- Given passage

As filed with the Securities and Exchange Commission on September 11, 2015


Registration No. 333-


UNITED STATES
SECURITIES AND EXCHANGE COMMISSION
Washington, D.C. 20549

FORM S-8
REGISTRATION STATEMENT
UNDER
THE SECURITIES ACT OF 1933

BARNES & NOBLE EDUCATION, INC.
(Exact name of registrant as specified in its charter)
 
Delaware
(State or other jurisdiction
of incorporation or organization)
46-0599018
(I.R.S. Employer
Identification No.)
 
120 Mountain View Blvd
Basking Ridge, NJ
(Address of Principal Executive Offices)
07920
(Zip Code)

 
Barnes & Noble Education, Inc. Equity Incentive Plan
(Full title of the plan)

Sheedeh Moayery
Interim General Counsel and Interim Corporate Secretary
Barnes & Noble Education, Inc.
120 Mountain View Blvd
Basking Ridge, New Jersey 07920
(908) 991-2637
(Name, address, including zip code, and telephone number, including area code, of agent for service)

Copies to:
Kimberley S. Drexler, Esq.
Cravath, Swaine & Moore LLP
Worldwide Plaza
825 Eighth Avenue
New York, New York 10019
(212) 474-1000


Indicate by check mark whether the registrant is a large accelerated filer, an accelerated filer, a non-accelerated filer, or a smaller reporting company. See definitions of “large accelerated filer,” “accelerated filer” and “smaller reporting company” in Rule 12b-2 of the Exchange Act.

Large accelerated filer
Accelerated filer
Non-accelerated filer (Do not check if a smaller reporting company)
Smaller reporting company
 
 


CALCULATION OF REGISTRATION FEE

Title of Securities to be Registered
 
Amount to be Registered
 
Proposed Maximum Offering Price Per Share
 
Proposed Maximum Aggregate Offering Price
 
Amount of Registration Fee
Common Stock,  $0.01 par value per share
 
2,409,345 Shares (1)
 
$ 12.835 (2)
 
$ 30,923,943.08
 
$ 3,593.36
 

 
(1)
Represents 2,409,345 shares of common stock, par value $0.01 per share (“Common Stock”), of Barnes & Noble Education, Inc., a Delaware corporation (“we,” “our,” “us,” or the “Company”) available for issuance under the Company’s Equity Incentive Plan (the “Stock Plan”). Pursuant to Rule 416(c) under the Securities Act of 1933, as amended (the “Securities Act”), this registration statement (this “Registration Statement”) filed by the Company shall also cover any additional shares of Common Stock that may become issuable under the Stock Plan pursuant to this Registration Statement by reason of any stock dividend, stock split, recapitalization or any other similar transaction effected without receipt of consideration which results in an increase in the number of the registrant’s outstanding shares of Common Stock.
     
 
(2)
Estimated solely for the purpose of computing the registration fee pursuant to Rules 457(c) and 457(h) under the Securities Act based on the average of the high and low prices of shares of Common Stock as reported on the New York Stock Exchange on September 10, 2015.

- Stored data
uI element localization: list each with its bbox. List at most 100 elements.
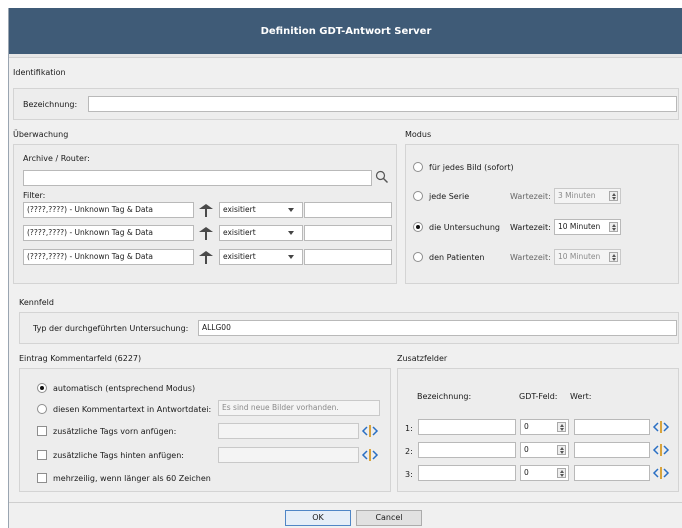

- Stated problem 1
Answer these about the Form S-8 filing:
(a) In which state is the registrant incorporated?
(b) How many shares of common stock are being registered?
(c) On which exchange were the high and low prices used for the fee estimate reported?
- Stated problem 2
Transcribe the Form S-8 filing between "Sheedeh Moayery" and "agent for service)", inclusive.
Work from the Form S-8 filing alone.

- Full output 1
(a) Delaware
(b) 2,409,345 shares
(c) The New York Stock Exchange

- Full output 2
Sheedeh Moayery
Interim General Counsel and Interim Corporate Secretary
Barnes & Noble Education, Inc.
120 Mountain View Blvd
Basking Ridge, New Jersey 07920
(908) 991-2637
(Name, address, including zip code, and telephone number, including area code, of agent for service)